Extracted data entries
-- begin --

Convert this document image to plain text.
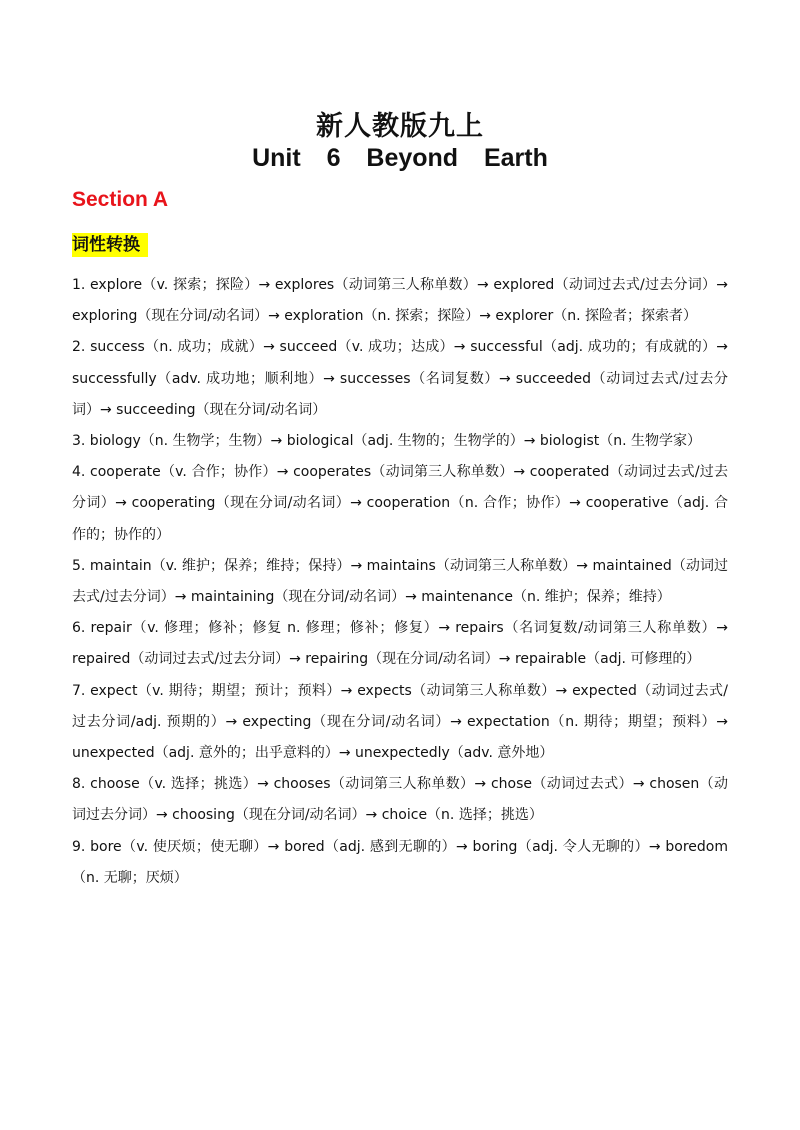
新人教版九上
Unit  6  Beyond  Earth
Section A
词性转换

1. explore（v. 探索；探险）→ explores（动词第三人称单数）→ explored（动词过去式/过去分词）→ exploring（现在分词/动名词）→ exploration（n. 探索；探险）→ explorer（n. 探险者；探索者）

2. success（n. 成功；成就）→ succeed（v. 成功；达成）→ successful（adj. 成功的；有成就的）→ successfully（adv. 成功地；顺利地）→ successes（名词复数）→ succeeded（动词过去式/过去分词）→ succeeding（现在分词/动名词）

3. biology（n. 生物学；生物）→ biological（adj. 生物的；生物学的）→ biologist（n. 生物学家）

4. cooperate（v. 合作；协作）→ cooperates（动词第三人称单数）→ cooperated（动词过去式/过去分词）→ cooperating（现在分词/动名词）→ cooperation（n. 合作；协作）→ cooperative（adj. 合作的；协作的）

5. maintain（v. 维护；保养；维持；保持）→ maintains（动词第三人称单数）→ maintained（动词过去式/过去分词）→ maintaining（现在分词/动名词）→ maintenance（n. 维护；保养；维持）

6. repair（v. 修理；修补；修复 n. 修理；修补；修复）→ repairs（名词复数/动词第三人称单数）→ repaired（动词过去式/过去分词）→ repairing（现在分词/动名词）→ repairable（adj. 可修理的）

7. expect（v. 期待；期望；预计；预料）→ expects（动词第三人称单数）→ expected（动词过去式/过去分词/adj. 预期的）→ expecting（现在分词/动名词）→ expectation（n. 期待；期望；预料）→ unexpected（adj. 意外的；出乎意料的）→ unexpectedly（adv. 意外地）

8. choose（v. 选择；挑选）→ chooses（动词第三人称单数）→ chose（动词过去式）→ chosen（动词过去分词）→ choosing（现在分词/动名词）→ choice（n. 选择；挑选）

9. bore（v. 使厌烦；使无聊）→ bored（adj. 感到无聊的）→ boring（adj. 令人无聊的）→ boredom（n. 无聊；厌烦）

-- end --

* [REQUEST]:
Make an exact copy of all entries above, dropping the images.

* [OUTPUT]:
Convert this document image to plain text.
新人教版九上
Unit  6  Beyond  Earth
Section A
词性转换

1. explore（v. 探索；探险）→ explores（动词第三人称单数）→ explored（动词过去式/过去分词）→ exploring（现在分词/动名词）→ exploration（n. 探索；探险）→ explorer（n. 探险者；探索者）

2. success（n. 成功；成就）→ succeed（v. 成功；达成）→ successful（adj. 成功的；有成就的）→ successfully（adv. 成功地；顺利地）→ successes（名词复数）→ succeeded（动词过去式/过去分词）→ succeeding（现在分词/动名词）

3. biology（n. 生物学；生物）→ biological（adj. 生物的；生物学的）→ biologist（n. 生物学家）

4. cooperate（v. 合作；协作）→ cooperates（动词第三人称单数）→ cooperated（动词过去式/过去分词）→ cooperating（现在分词/动名词）→ cooperation（n. 合作；协作）→ cooperative（adj. 合作的；协作的）

5. maintain（v. 维护；保养；维持；保持）→ maintains（动词第三人称单数）→ maintained（动词过去式/过去分词）→ maintaining（现在分词/动名词）→ maintenance（n. 维护；保养；维持）

6. repair（v. 修理；修补；修复 n. 修理；修补；修复）→ repairs（名词复数/动词第三人称单数）→ repaired（动词过去式/过去分词）→ repairing（现在分词/动名词）→ repairable（adj. 可修理的）

7. expect（v. 期待；期望；预计；预料）→ expects（动词第三人称单数）→ expected（动词过去式/过去分词/adj. 预期的）→ expecting（现在分词/动名词）→ expectation（n. 期待；期望；预料）→ unexpected（adj. 意外的；出乎意料的）→ unexpectedly（adv. 意外地）

8. choose（v. 选择；挑选）→ chooses（动词第三人称单数）→ chose（动词过去式）→ chosen（动词过去分词）→ choosing（现在分词/动名词）→ choice（n. 选择；挑选）

9. bore（v. 使厌烦；使无聊）→ bored（adj. 感到无聊的）→ boring（adj. 令人无聊的）→ boredom（n. 无聊；厌烦）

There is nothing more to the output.